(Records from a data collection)
++++++++++

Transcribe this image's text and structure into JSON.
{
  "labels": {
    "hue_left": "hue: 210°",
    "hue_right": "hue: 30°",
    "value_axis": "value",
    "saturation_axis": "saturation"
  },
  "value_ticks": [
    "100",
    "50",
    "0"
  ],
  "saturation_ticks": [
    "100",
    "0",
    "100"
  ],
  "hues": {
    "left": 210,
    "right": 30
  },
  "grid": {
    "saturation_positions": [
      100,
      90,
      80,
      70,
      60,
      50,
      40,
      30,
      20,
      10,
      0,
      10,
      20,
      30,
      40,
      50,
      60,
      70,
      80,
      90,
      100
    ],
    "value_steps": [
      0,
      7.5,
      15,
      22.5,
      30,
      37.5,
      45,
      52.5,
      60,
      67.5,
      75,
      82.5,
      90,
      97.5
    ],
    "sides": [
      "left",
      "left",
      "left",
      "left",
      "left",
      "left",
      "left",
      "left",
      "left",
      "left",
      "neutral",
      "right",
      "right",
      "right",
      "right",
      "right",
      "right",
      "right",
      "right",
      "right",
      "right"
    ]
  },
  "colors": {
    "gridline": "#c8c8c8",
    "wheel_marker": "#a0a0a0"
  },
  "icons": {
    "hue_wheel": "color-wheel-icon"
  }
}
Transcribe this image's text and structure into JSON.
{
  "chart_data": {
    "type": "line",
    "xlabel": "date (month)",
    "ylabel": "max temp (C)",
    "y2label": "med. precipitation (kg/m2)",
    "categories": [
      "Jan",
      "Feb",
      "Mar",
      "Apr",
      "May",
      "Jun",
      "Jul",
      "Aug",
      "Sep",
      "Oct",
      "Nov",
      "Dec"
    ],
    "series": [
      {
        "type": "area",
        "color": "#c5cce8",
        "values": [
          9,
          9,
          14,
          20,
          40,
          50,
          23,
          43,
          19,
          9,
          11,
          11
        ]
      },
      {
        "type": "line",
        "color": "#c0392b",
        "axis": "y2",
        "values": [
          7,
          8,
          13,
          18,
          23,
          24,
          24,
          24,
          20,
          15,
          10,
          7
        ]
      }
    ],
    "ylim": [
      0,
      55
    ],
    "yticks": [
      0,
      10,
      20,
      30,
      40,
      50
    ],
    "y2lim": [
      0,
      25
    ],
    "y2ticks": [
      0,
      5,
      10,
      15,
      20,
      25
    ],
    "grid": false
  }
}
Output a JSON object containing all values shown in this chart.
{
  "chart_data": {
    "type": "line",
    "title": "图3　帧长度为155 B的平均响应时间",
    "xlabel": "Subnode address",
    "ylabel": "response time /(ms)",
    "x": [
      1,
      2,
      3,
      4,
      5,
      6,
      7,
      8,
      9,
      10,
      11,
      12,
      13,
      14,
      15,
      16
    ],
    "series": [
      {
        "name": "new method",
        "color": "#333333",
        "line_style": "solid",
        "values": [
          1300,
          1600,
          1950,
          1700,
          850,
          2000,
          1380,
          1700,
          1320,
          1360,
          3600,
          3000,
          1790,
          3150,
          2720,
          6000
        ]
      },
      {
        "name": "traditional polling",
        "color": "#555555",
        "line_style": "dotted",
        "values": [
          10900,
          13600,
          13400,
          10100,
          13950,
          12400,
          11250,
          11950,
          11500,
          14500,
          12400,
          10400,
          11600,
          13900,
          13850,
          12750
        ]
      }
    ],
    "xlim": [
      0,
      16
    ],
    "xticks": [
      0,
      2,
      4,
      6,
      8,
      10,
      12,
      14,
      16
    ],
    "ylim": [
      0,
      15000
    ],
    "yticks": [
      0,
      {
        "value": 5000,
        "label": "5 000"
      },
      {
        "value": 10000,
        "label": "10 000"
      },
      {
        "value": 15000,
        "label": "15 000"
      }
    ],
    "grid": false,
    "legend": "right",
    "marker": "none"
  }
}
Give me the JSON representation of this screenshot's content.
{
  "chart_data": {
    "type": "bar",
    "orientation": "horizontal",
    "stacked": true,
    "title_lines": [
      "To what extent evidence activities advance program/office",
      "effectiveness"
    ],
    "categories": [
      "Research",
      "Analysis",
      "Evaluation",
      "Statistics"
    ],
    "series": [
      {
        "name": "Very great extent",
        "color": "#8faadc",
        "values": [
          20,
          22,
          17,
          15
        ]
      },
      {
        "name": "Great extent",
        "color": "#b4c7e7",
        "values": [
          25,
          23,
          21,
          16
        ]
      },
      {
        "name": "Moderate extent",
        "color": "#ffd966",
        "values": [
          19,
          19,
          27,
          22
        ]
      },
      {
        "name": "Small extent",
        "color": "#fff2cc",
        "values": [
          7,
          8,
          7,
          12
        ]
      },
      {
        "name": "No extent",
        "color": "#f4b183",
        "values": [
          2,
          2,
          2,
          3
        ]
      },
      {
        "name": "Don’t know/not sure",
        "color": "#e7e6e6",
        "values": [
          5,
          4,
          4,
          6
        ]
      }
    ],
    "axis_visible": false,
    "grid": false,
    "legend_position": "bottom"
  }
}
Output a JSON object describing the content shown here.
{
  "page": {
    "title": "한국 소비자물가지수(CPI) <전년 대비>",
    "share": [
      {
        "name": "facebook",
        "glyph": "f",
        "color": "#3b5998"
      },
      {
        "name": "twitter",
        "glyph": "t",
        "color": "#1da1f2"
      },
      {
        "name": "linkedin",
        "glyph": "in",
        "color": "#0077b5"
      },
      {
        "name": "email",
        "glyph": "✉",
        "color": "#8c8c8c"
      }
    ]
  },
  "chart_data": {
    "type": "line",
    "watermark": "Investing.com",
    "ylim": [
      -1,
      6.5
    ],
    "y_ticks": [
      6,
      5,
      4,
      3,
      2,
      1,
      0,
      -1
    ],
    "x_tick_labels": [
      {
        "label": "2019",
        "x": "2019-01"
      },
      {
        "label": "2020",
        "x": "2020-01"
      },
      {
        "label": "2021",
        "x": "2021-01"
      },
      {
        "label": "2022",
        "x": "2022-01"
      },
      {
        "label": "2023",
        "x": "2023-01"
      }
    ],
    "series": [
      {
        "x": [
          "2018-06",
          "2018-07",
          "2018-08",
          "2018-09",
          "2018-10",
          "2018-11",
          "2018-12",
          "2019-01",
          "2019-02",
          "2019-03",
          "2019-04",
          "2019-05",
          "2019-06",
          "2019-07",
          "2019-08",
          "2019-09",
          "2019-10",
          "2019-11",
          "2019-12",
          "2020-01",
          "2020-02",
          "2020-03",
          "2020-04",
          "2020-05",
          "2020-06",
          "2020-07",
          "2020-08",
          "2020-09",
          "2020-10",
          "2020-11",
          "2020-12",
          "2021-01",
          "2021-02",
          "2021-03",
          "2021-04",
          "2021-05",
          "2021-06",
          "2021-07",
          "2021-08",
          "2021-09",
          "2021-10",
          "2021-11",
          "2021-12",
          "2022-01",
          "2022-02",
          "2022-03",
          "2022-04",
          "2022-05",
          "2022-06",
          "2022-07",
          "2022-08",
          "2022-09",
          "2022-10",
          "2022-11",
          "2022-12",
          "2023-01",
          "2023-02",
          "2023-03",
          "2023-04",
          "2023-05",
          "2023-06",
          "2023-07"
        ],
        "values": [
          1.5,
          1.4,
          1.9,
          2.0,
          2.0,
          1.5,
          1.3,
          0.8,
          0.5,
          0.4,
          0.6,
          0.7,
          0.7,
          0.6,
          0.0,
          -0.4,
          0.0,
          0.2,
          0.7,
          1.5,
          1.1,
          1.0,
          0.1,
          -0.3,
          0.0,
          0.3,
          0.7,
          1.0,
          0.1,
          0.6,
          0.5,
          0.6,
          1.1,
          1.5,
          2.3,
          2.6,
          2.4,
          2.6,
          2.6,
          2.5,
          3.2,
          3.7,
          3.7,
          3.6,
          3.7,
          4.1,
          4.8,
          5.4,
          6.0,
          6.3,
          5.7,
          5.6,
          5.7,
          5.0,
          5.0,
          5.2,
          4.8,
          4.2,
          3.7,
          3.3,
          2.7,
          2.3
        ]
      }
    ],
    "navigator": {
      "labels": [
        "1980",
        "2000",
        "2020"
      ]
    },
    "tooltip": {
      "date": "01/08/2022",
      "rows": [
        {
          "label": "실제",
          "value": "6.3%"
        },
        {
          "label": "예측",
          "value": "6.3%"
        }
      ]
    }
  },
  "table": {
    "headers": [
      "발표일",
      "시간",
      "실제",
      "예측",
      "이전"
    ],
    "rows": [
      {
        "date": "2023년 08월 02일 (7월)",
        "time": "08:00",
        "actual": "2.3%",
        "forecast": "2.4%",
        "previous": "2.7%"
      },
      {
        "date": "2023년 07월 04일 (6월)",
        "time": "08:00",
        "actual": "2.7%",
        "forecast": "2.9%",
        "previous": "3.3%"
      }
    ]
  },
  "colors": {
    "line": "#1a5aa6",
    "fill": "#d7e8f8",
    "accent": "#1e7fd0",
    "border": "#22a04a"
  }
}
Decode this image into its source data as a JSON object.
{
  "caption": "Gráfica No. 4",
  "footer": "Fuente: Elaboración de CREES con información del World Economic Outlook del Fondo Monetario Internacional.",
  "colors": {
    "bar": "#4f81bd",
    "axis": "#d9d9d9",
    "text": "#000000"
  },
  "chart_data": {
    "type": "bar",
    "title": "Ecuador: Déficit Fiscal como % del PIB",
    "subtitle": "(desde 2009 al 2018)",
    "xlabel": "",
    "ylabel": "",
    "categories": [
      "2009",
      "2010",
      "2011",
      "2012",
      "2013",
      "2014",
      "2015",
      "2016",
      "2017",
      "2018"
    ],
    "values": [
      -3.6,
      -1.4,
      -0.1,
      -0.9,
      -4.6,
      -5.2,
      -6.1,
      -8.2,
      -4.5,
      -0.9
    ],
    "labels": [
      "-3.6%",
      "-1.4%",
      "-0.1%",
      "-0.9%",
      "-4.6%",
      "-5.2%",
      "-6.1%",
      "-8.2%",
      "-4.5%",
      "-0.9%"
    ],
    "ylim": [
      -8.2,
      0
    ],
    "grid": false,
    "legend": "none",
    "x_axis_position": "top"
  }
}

++++++++++

_GIVEN PROBLEM_. Determine the number of lines containing "ylabel". Write only that number.

_FINISHED ANSWER_. 3